* [Your goal]:
Answer with a single number: the count of lines that hold "JSON".
******************************
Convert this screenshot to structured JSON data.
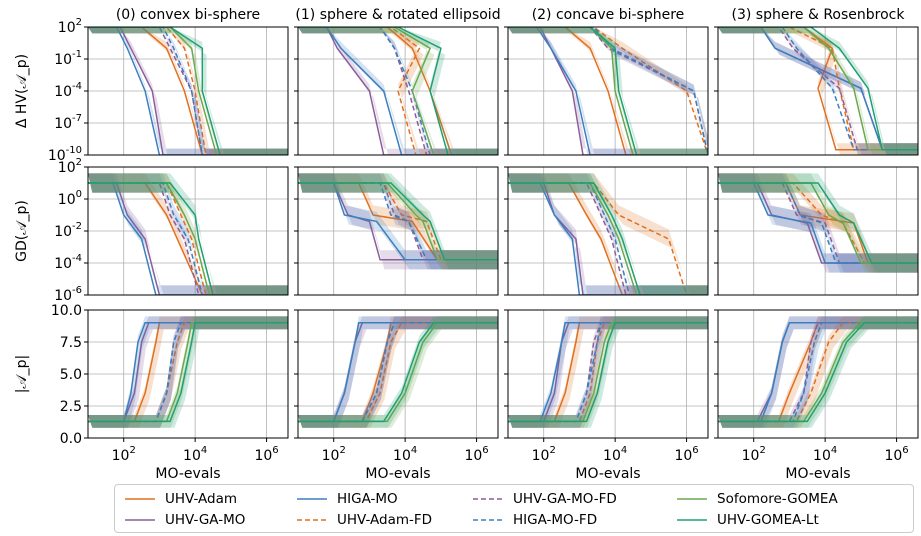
{
  "chart_data": {
    "type": "line",
    "grid": true,
    "legend_position": "bottom",
    "xlabel": "MO-evals",
    "x_ticks": [
      "10^2",
      "10^4",
      "10^6"
    ],
    "xlim_log10": [
      1,
      6.6
    ],
    "row_ylabels": [
      "Δ HV(𝒜_p)",
      "GD(𝒜_p)",
      "|𝒜_p|"
    ],
    "row_yticks": [
      [
        "10^2",
        "10^-1",
        "10^-4",
        "10^-7",
        "10^-10"
      ],
      [
        "10^2",
        "10^0",
        "10^-2",
        "10^-4",
        "10^-6"
      ],
      [
        "10.0",
        "7.5",
        "5.0",
        "2.5",
        "0.0"
      ]
    ],
    "row_ylims": [
      [
        -10,
        2
      ],
      [
        -6,
        2
      ],
      [
        0,
        10
      ]
    ],
    "panel_titles": [
      "(0) convex bi-sphere",
      "(1) sphere & rotated ellipsoid",
      "(2) concave bi-sphere",
      "(3) sphere & Rosenbrock"
    ],
    "series": [
      {
        "name": "UHV-Adam",
        "color": "#e07020",
        "dash": "solid"
      },
      {
        "name": "UHV-GA-MO",
        "color": "#8b5e9b",
        "dash": "solid"
      },
      {
        "name": "HIGA-MO",
        "color": "#3b7fbf",
        "dash": "solid"
      },
      {
        "name": "UHV-Adam-FD",
        "color": "#e07020",
        "dash": "dashed"
      },
      {
        "name": "UHV-GA-MO-FD",
        "color": "#8b5e9b",
        "dash": "dashed"
      },
      {
        "name": "HIGA-MO-FD",
        "color": "#3b7fbf",
        "dash": "dashed"
      },
      {
        "name": "Sofomore-GOMEA",
        "color": "#6aa84f",
        "dash": "solid"
      },
      {
        "name": "UHV-GOMEA-Lt",
        "color": "#20a070",
        "dash": "solid"
      }
    ],
    "curves": [
      [
        [
          [
            2.5,
            3.2,
            3.7,
            4.2
          ],
          [
            3.5,
            4.2,
            4.7,
            5.3
          ],
          [
            2.6,
            3.3,
            3.8,
            4.3
          ],
          [
            3.4,
            4.2,
            3.8,
            4.3
          ]
        ],
        [
          [
            1.9,
            2.2,
            2.8,
            3.1
          ],
          [
            1.8,
            2.1,
            3.0,
            3.4
          ],
          [
            1.9,
            2.2,
            2.8,
            3.1
          ],
          [
            2.2,
            2.6,
            5.0,
            5.6
          ]
        ],
        [
          [
            1.8,
            2.1,
            2.6,
            3.0
          ],
          [
            1.8,
            2.2,
            3.4,
            3.9
          ],
          [
            1.8,
            2.2,
            2.9,
            3.3
          ],
          [
            2.2,
            2.6,
            5.0,
            5.6
          ]
        ],
        [
          [
            3.2,
            3.7,
            4.0,
            4.3
          ],
          [
            3.6,
            4.4,
            3.8,
            4.3
          ],
          [
            3.4,
            4.2,
            6.0,
            6.6
          ],
          [
            3.0,
            4.2,
            4.4,
            4.8
          ]
        ],
        [
          [
            3.0,
            3.3,
            3.9,
            4.2
          ],
          [
            3.3,
            3.7,
            4.1,
            4.6
          ],
          [
            3.3,
            3.8,
            6.2,
            6.6
          ],
          [
            2.7,
            3.1,
            4.4,
            4.9
          ]
        ],
        [
          [
            3.1,
            3.4,
            3.9,
            4.2
          ],
          [
            3.3,
            3.7,
            4.2,
            4.7
          ],
          [
            3.4,
            3.9,
            6.2,
            6.6
          ],
          [
            2.8,
            3.2,
            4.2,
            4.8
          ]
        ],
        [
          [
            3.3,
            3.9,
            4.1,
            4.6
          ],
          [
            3.7,
            4.7,
            4.2,
            4.8
          ],
          [
            3.3,
            3.9,
            4.0,
            4.5
          ],
          [
            3.4,
            4.1,
            4.8,
            5.2
          ]
        ],
        [
          [
            3.3,
            4.2,
            4.2,
            4.7
          ],
          [
            3.8,
            5.0,
            4.7,
            5.2
          ],
          [
            3.3,
            4.0,
            4.1,
            4.6
          ],
          [
            3.6,
            4.4,
            5.2,
            5.6
          ]
        ]
      ],
      [
        [
          [
            2.6,
            3.2,
            3.5,
            4.2
          ],
          [
            2.7,
            3.1,
            4.2,
            4.9
          ],
          [
            2.7,
            3.2,
            3.6,
            4.2
          ],
          [
            2.9,
            3.3,
            4.8,
            5.2
          ]
        ],
        [
          [
            1.8,
            2.1,
            2.6,
            3.0
          ],
          [
            2.0,
            2.4,
            3.0,
            3.3
          ],
          [
            2.0,
            2.3,
            2.9,
            3.1
          ],
          [
            2.1,
            2.5,
            3.5,
            3.9
          ]
        ],
        [
          [
            1.7,
            2.0,
            2.5,
            2.9
          ],
          [
            2.0,
            2.3,
            3.2,
            4.0
          ],
          [
            1.9,
            2.3,
            2.8,
            3.0
          ],
          [
            2.0,
            2.4,
            3.6,
            4.0
          ]
        ],
        [
          [
            3.2,
            3.6,
            3.9,
            4.3
          ],
          [
            3.4,
            3.9,
            4.6,
            5.0
          ],
          [
            3.4,
            4.1,
            5.5,
            6.0
          ],
          [
            3.1,
            3.9,
            4.5,
            5.1
          ]
        ],
        [
          [
            3.0,
            3.3,
            3.7,
            4.1
          ],
          [
            3.4,
            3.7,
            4.1,
            4.5
          ],
          [
            3.2,
            3.6,
            3.9,
            4.3
          ],
          [
            2.8,
            3.2,
            4.0,
            4.4
          ]
        ],
        [
          [
            3.1,
            3.4,
            3.8,
            4.2
          ],
          [
            3.3,
            3.6,
            4.1,
            4.6
          ],
          [
            3.3,
            3.7,
            4.0,
            4.4
          ],
          [
            2.9,
            3.3,
            3.9,
            4.3
          ]
        ],
        [
          [
            3.2,
            3.7,
            4.0,
            4.4
          ],
          [
            3.5,
            4.3,
            4.5,
            4.9
          ],
          [
            3.3,
            3.8,
            4.1,
            4.6
          ],
          [
            3.6,
            4.1,
            4.5,
            5.0
          ]
        ],
        [
          [
            3.3,
            4.0,
            4.1,
            4.5
          ],
          [
            3.6,
            4.5,
            4.7,
            5.1
          ],
          [
            3.4,
            3.9,
            4.2,
            4.7
          ],
          [
            3.8,
            4.4,
            4.8,
            5.3
          ]
        ]
      ],
      [
        [
          [
            2.3,
            2.6,
            2.9,
            3.0
          ],
          [
            2.8,
            3.1,
            3.5,
            3.6
          ],
          [
            2.3,
            2.6,
            2.9,
            3.0
          ],
          [
            2.7,
            3.0,
            3.6,
            3.8
          ]
        ],
        [
          [
            2.0,
            2.3,
            2.5,
            2.7
          ],
          [
            2.0,
            2.3,
            2.6,
            2.8
          ],
          [
            2.0,
            2.3,
            2.5,
            2.7
          ],
          [
            2.1,
            2.5,
            2.8,
            3.0
          ]
        ],
        [
          [
            2.0,
            2.2,
            2.4,
            2.6
          ],
          [
            2.0,
            2.3,
            2.6,
            2.7
          ],
          [
            1.9,
            2.2,
            2.5,
            2.6
          ],
          [
            2.2,
            2.5,
            2.8,
            3.0
          ]
        ],
        [
          [
            2.9,
            3.2,
            3.5,
            3.7
          ],
          [
            2.9,
            3.3,
            3.6,
            3.9
          ],
          [
            3.0,
            3.3,
            3.5,
            3.7
          ],
          [
            3.2,
            3.6,
            4.1,
            4.5
          ]
        ],
        [
          [
            2.9,
            3.2,
            3.4,
            3.6
          ],
          [
            2.8,
            3.2,
            3.5,
            3.7
          ],
          [
            2.9,
            3.2,
            3.4,
            3.6
          ],
          [
            3.0,
            3.4,
            3.6,
            3.8
          ]
        ],
        [
          [
            2.9,
            3.2,
            3.4,
            3.6
          ],
          [
            2.8,
            3.2,
            3.5,
            3.7
          ],
          [
            2.9,
            3.2,
            3.5,
            3.6
          ],
          [
            3.1,
            3.4,
            3.7,
            3.9
          ]
        ],
        [
          [
            3.2,
            3.5,
            3.8,
            3.9
          ],
          [
            3.5,
            4.0,
            4.5,
            4.9
          ],
          [
            3.1,
            3.4,
            3.7,
            3.9
          ],
          [
            3.4,
            3.9,
            4.5,
            5.0
          ]
        ],
        [
          [
            3.3,
            3.6,
            3.9,
            4.0
          ],
          [
            3.4,
            3.9,
            4.4,
            4.8
          ],
          [
            3.2,
            3.5,
            3.8,
            4.0
          ],
          [
            3.5,
            4.0,
            4.6,
            5.1
          ]
        ]
      ]
    ],
    "curve_levels": [
      {
        "start": 2,
        "end": -10,
        "floors": [
          -10,
          -10,
          -10,
          -9.5
        ]
      },
      {
        "start": 1,
        "end": -6,
        "floors": [
          -6,
          -3.8,
          -6,
          -4
        ]
      },
      {
        "start": 1.3,
        "end": 9,
        "floors": [
          9,
          9,
          9,
          9
        ]
      }
    ]
  }
}
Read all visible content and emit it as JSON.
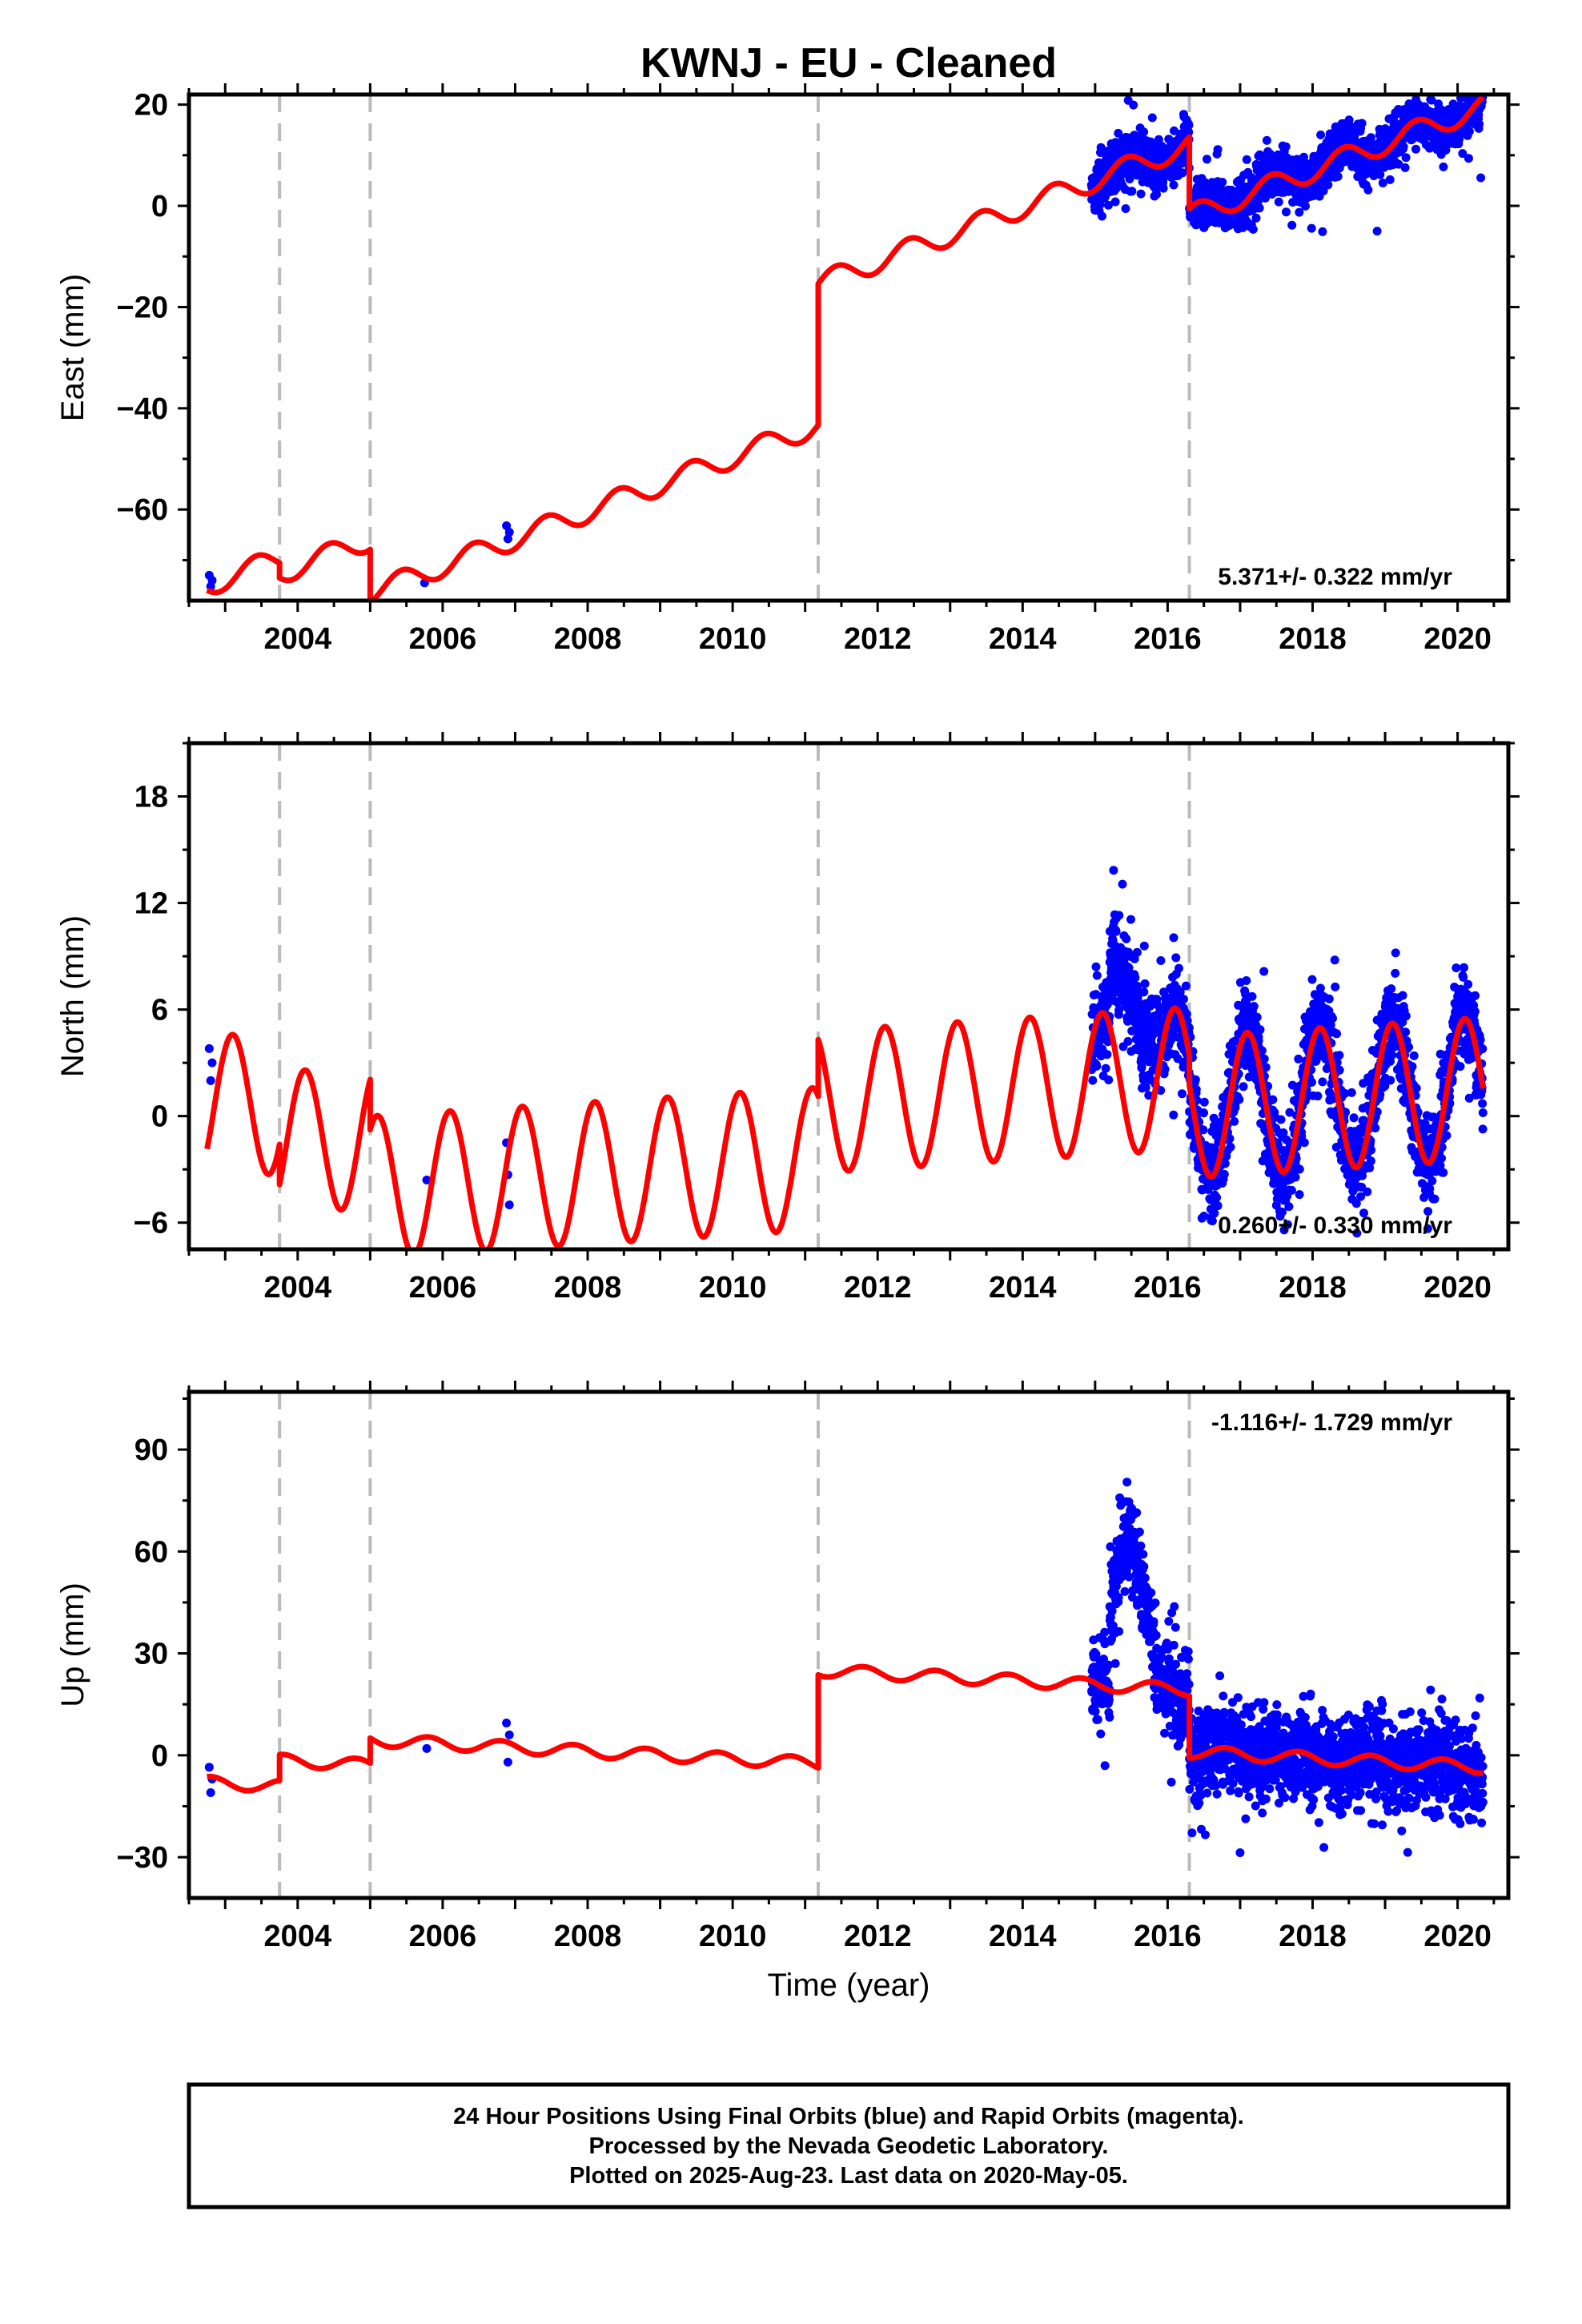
{
  "chart_data": [
    {
      "type": "scatter",
      "panel": "east",
      "title": "KWNJ  - EU - Cleaned",
      "xlabel": "",
      "ylabel": "East (mm)",
      "xlim": [
        2002.5,
        2020.7
      ],
      "ylim": [
        -78,
        22
      ],
      "xticks": [
        2004,
        2006,
        2008,
        2010,
        2012,
        2014,
        2016,
        2018,
        2020
      ],
      "yticks": [
        -60,
        -40,
        -20,
        0,
        20
      ],
      "rate_label": "5.371+/- 0.322 mm/yr",
      "grid": false,
      "breaks": [
        2003.75,
        2005.0,
        2011.18,
        2016.3
      ],
      "model": {
        "color": "#ff0000",
        "start_year": 2002.75,
        "start_values": [
          -75.0,
          -72.6,
          -76.5,
          -15.4,
          -2.1
        ],
        "slope": 5.371,
        "annual_amplitude": 2.2,
        "annual_phase": 0.18
      },
      "observations": {
        "color": "#0000ff",
        "isolated": [
          {
            "x": 2002.78,
            "y": -73.0
          },
          {
            "x": 2002.8,
            "y": -75.2
          },
          {
            "x": 2002.82,
            "y": -74.0
          },
          {
            "x": 2005.75,
            "y": -74.5
          },
          {
            "x": 2006.88,
            "y": -63.2
          },
          {
            "x": 2006.9,
            "y": -65.8
          },
          {
            "x": 2006.92,
            "y": -64.5
          }
        ],
        "dense_range": [
          2014.95,
          2020.35
        ],
        "noise": 2.3,
        "outlier_scale": 2.5
      }
    },
    {
      "type": "scatter",
      "panel": "north",
      "title": "",
      "xlabel": "",
      "ylabel": "North (mm)",
      "xlim": [
        2002.5,
        2020.7
      ],
      "ylim": [
        -7.5,
        21
      ],
      "xticks": [
        2004,
        2006,
        2008,
        2010,
        2012,
        2014,
        2016,
        2018,
        2020
      ],
      "yticks": [
        -6,
        0,
        6,
        12,
        18
      ],
      "rate_label": "0.260+/- 0.330 mm/yr",
      "grid": false,
      "breaks": [
        2003.75,
        2005.0,
        2011.18,
        2016.3
      ],
      "model": {
        "color": "#ff0000",
        "start_year": 2002.75,
        "start_values": [
          0.5,
          -1.5,
          -4.0,
          0.8,
          0.5
        ],
        "slope": 0.26,
        "annual_amplitude": 4.0,
        "annual_phase": 0.85
      },
      "observations": {
        "color": "#0000ff",
        "isolated": [
          {
            "x": 2002.78,
            "y": 3.8
          },
          {
            "x": 2002.8,
            "y": 2.0
          },
          {
            "x": 2002.82,
            "y": 3.0
          },
          {
            "x": 2005.78,
            "y": -3.6
          },
          {
            "x": 2006.88,
            "y": -1.5
          },
          {
            "x": 2006.9,
            "y": -3.3
          },
          {
            "x": 2006.92,
            "y": -5.0
          }
        ],
        "dense_range": [
          2014.95,
          2020.35
        ],
        "noise": 1.3,
        "outlier_scale": 2.2,
        "anomaly": {
          "start": 2015.2,
          "end": 2015.9,
          "peak_year": 2015.5,
          "peak": 8.0
        }
      }
    },
    {
      "type": "scatter",
      "panel": "up",
      "title": "",
      "xlabel": "Time (year)",
      "ylabel": "Up (mm)",
      "xlim": [
        2002.5,
        2020.7
      ],
      "ylim": [
        -42,
        107
      ],
      "xticks": [
        2004,
        2006,
        2008,
        2010,
        2012,
        2014,
        2016,
        2018,
        2020
      ],
      "yticks": [
        -30,
        0,
        30,
        60,
        90
      ],
      "rate_label": "-1.116+/- 1.729 mm/yr",
      "grid": false,
      "breaks": [
        2003.75,
        2005.0,
        2011.18,
        2016.3
      ],
      "model": {
        "color": "#ff0000",
        "start_year": 2002.75,
        "start_values": [
          -8.0,
          -1.5,
          4.5,
          25.0,
          1.0
        ],
        "slope": -1.116,
        "annual_amplitude": 1.8,
        "annual_phase": 0.55
      },
      "observations": {
        "color": "#0000ff",
        "isolated": [
          {
            "x": 2002.78,
            "y": -3.5
          },
          {
            "x": 2002.8,
            "y": -11.0
          },
          {
            "x": 2002.82,
            "y": -7.0
          },
          {
            "x": 2005.78,
            "y": 2.0
          },
          {
            "x": 2006.88,
            "y": 9.5
          },
          {
            "x": 2006.9,
            "y": -2.0
          },
          {
            "x": 2006.92,
            "y": 6.0
          }
        ],
        "dense_range": [
          2014.95,
          2020.35
        ],
        "noise": 6.5,
        "outlier_scale": 2.0,
        "anomaly": {
          "start": 2015.2,
          "end": 2015.85,
          "peak_year": 2015.45,
          "peak": 45.0
        }
      }
    }
  ],
  "footer": {
    "lines": [
      "24 Hour Positions Using Final Orbits (blue) and Rapid Orbits (magenta).",
      "Processed by the Nevada Geodetic Laboratory.",
      "Plotted on 2025-Aug-23. Last data on 2020-May-05."
    ]
  }
}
******************************
* [Complete answer]:
2